- **TASK TO CARRY OUT**
Search the material for the word "Rotate" and copy each line that holds it.

━━━━━━━━━━━━━━━━━━━━━━━━━━━━━━

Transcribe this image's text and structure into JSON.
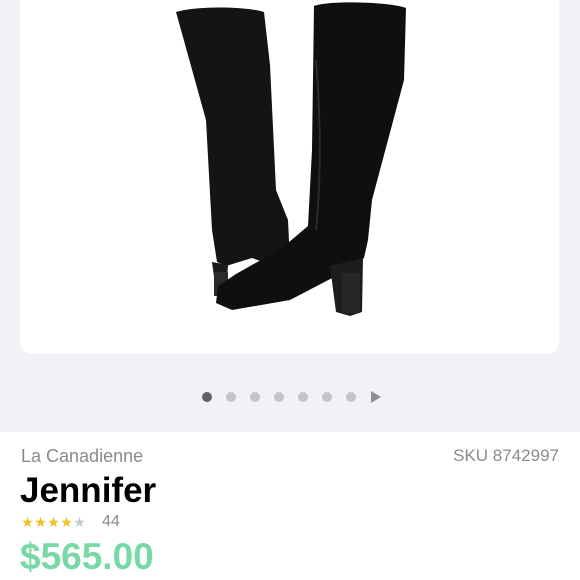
{
  "product": {
    "brand": "La Canadienne",
    "sku": "SKU 8742997",
    "name": "Jennifer",
    "rating": 4,
    "rating_max": 5,
    "review_count": "44",
    "price": "$565.00"
  },
  "gallery": {
    "image_icon": "boots-photo",
    "page_count": 7,
    "active_page": 1
  },
  "colors": {
    "price": "#79d9a6",
    "star_on": "#f2c01d",
    "star_off": "#c8c8cc",
    "muted_text": "#8a8a8e"
  }
}
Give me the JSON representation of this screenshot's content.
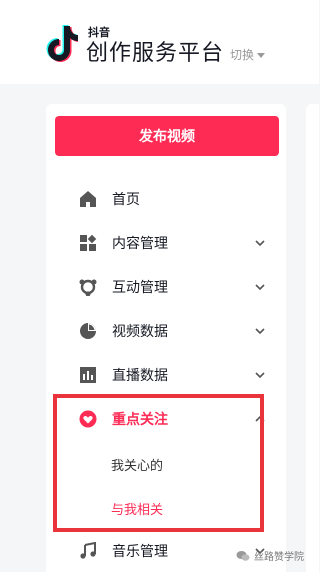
{
  "header": {
    "brand_small": "抖音",
    "brand_title": "创作服务平台",
    "switch_label": "切换"
  },
  "sidebar": {
    "publish_label": "发布视频",
    "items": [
      {
        "label": "首页",
        "icon": "home-icon",
        "chevron": false,
        "active": false
      },
      {
        "label": "内容管理",
        "icon": "content-icon",
        "chevron": true,
        "active": false
      },
      {
        "label": "互动管理",
        "icon": "interaction-icon",
        "chevron": true,
        "active": false
      },
      {
        "label": "视频数据",
        "icon": "pie-chart-icon",
        "chevron": true,
        "active": false
      },
      {
        "label": "直播数据",
        "icon": "bar-chart-icon",
        "chevron": true,
        "active": false
      },
      {
        "label": "重点关注",
        "icon": "heart-icon",
        "chevron": true,
        "active": true,
        "expanded": true
      },
      {
        "label": "音乐管理",
        "icon": "music-note-icon",
        "chevron": true,
        "active": false
      }
    ],
    "sub_items": [
      {
        "label": "我关心的",
        "color": "#333333"
      },
      {
        "label": "与我相关",
        "color": "#fe2c55"
      }
    ]
  },
  "watermark": {
    "text": "丝路赞学院"
  },
  "colors": {
    "accent": "#fe2c55",
    "highlight_border": "#e8343a",
    "icon_gray": "#555555"
  }
}
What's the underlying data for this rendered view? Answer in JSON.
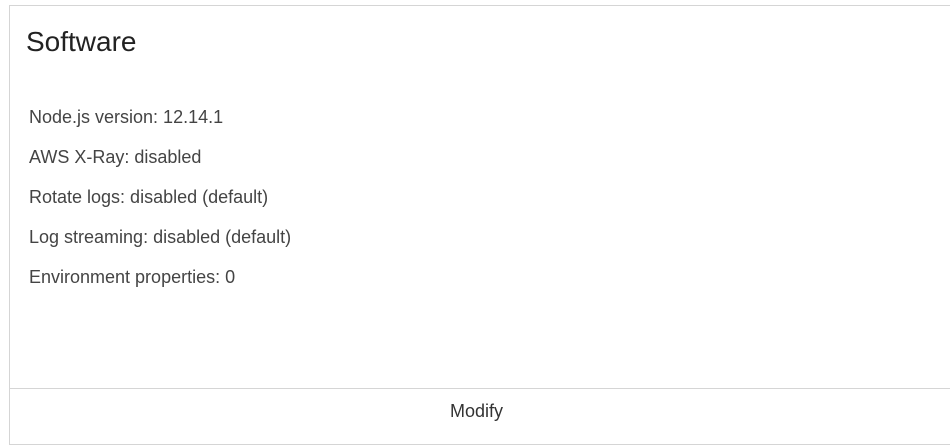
{
  "card": {
    "title": "Software",
    "properties": [
      {
        "label": "Node.js version",
        "value": "12.14.1",
        "text": "Node.js version: 12.14.1"
      },
      {
        "label": "AWS X-Ray",
        "value": "disabled",
        "text": "AWS X-Ray: disabled"
      },
      {
        "label": "Rotate logs",
        "value": "disabled (default)",
        "text": "Rotate logs: disabled (default)"
      },
      {
        "label": "Log streaming",
        "value": "disabled (default)",
        "text": "Log streaming: disabled (default)"
      },
      {
        "label": "Environment properties",
        "value": "0",
        "text": "Environment properties: 0"
      }
    ],
    "modify_label": "Modify"
  }
}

━━━━━━━━━━━━━━━━━━━━━━━━━━━━━━

- **COMPLETE OUTPUT**
        "label": "Rotate logs",
        "text": "Rotate logs: disabled (default)"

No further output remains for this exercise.